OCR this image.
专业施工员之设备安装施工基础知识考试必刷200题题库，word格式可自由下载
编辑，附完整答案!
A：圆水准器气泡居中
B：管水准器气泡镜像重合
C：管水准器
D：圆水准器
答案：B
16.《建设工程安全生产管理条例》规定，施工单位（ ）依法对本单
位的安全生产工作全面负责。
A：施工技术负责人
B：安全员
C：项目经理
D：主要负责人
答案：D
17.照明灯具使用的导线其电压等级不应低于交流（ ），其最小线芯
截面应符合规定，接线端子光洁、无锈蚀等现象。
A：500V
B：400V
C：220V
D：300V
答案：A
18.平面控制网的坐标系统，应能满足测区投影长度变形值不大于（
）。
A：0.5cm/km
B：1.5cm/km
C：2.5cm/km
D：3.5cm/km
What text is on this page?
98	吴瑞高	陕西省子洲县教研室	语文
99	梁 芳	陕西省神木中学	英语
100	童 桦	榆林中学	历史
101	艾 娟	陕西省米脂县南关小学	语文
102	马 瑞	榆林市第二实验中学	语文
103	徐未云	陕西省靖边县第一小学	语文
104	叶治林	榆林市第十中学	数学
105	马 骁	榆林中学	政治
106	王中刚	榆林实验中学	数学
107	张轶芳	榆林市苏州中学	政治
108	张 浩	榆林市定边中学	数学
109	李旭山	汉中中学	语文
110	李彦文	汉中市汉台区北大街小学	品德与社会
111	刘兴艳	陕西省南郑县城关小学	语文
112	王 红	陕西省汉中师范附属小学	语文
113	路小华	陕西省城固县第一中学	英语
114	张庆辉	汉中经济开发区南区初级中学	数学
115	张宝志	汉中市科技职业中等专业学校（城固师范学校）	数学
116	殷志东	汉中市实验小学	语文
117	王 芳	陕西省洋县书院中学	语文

=-=-=-=-=

REQUEST
Every record above should be copied exactly.

RESULT BELOW
OCR this image.
专业施工员之设备安装施工基础知识考试必刷200题题库，word格式可自由下载
编辑，附完整答案!
A：圆水准器气泡居中
B：管水准器气泡镜像重合
C：管水准器
D：圆水准器
答案：B
16.《建设工程安全生产管理条例》规定，施工单位（ ）依法对本单
位的安全生产工作全面负责。
A：施工技术负责人
B：安全员
C：项目经理
D：主要负责人
答案：D
17.照明灯具使用的导线其电压等级不应低于交流（ ），其最小线芯
截面应符合规定，接线端子光洁、无锈蚀等现象。
A：500V
B：400V
C：220V
D：300V
答案：A
18.平面控制网的坐标系统，应能满足测区投影长度变形值不大于（
）。
A：0.5cm/km
B：1.5cm/km
C：2.5cm/km
D：3.5cm/km
What text is on this page?
98	吴瑞高	陕西省子洲县教研室	语文
99	梁 芳	陕西省神木中学	英语
100	童 桦	榆林中学	历史
101	艾 娟	陕西省米脂县南关小学	语文
102	马 瑞	榆林市第二实验中学	语文
103	徐未云	陕西省靖边县第一小学	语文
104	叶治林	榆林市第十中学	数学
105	马 骁	榆林中学	政治
106	王中刚	榆林实验中学	数学
107	张轶芳	榆林市苏州中学	政治
108	张 浩	榆林市定边中学	数学
109	李旭山	汉中中学	语文
110	李彦文	汉中市汉台区北大街小学	品德与社会
111	刘兴艳	陕西省南郑县城关小学	语文
112	王 红	陕西省汉中师范附属小学	语文
113	路小华	陕西省城固县第一中学	英语
114	张庆辉	汉中经济开发区南区初级中学	数学
115	张宝志	汉中市科技职业中等专业学校（城固师范学校）	数学
116	殷志东	汉中市实验小学	语文
117	王 芳	陕西省洋县书院中学	语文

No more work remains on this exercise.